#### Task directions:
Set down every record once more, exactly as given.

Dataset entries
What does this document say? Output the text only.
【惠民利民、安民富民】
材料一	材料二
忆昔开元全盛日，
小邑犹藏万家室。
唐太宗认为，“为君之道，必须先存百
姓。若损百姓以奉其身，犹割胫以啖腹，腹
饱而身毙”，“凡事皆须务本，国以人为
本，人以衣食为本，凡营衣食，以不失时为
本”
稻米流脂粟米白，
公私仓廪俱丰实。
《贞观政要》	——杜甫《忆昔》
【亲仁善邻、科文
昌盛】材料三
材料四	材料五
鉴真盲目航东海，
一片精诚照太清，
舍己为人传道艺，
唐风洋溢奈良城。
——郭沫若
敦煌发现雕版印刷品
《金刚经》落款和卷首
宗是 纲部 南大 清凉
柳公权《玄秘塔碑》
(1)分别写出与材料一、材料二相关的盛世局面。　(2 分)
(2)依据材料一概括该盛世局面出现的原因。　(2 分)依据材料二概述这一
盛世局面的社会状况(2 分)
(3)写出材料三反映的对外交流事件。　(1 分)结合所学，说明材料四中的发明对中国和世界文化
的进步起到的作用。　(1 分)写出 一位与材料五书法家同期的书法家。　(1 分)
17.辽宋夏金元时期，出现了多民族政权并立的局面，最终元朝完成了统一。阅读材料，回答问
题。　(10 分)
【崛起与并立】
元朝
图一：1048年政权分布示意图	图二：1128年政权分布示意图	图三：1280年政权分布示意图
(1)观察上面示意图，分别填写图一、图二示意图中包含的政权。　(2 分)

#### Output of the task:
What does this document say? Output the text only.
【惠民利民、安民富民】
材料一	材料二
忆昔开元全盛日，
小邑犹藏万家室。
唐太宗认为，“为君之道，必须先存百
姓。若损百姓以奉其身，犹割胫以啖腹，腹
饱而身毙”，“凡事皆须务本，国以人为
本，人以衣食为本，凡营衣食，以不失时为
本”
稻米流脂粟米白，
公私仓廪俱丰实。
《贞观政要》	——杜甫《忆昔》
【亲仁善邻、科文
昌盛】材料三
材料四	材料五
鉴真盲目航东海，
一片精诚照太清，
舍己为人传道艺，
唐风洋溢奈良城。
——郭沫若
敦煌发现雕版印刷品
《金刚经》落款和卷首
宗是 纲部 南大 清凉
柳公权《玄秘塔碑》
(1)分别写出与材料一、材料二相关的盛世局面。　(2 分)
(2)依据材料一概括该盛世局面出现的原因。　(2 分)依据材料二概述这一
盛世局面的社会状况(2 分)
(3)写出材料三反映的对外交流事件。　(1 分)结合所学，说明材料四中的发明对中国和世界文化
的进步起到的作用。　(1 分)写出 一位与材料五书法家同期的书法家。　(1 分)
17.辽宋夏金元时期，出现了多民族政权并立的局面，最终元朝完成了统一。阅读材料，回答问
题。　(10 分)
【崛起与并立】
元朝
图一：1048年政权分布示意图	图二：1128年政权分布示意图	图三：1280年政权分布示意图
(1)观察上面示意图，分别填写图一、图二示意图中包含的政权。　(2 分)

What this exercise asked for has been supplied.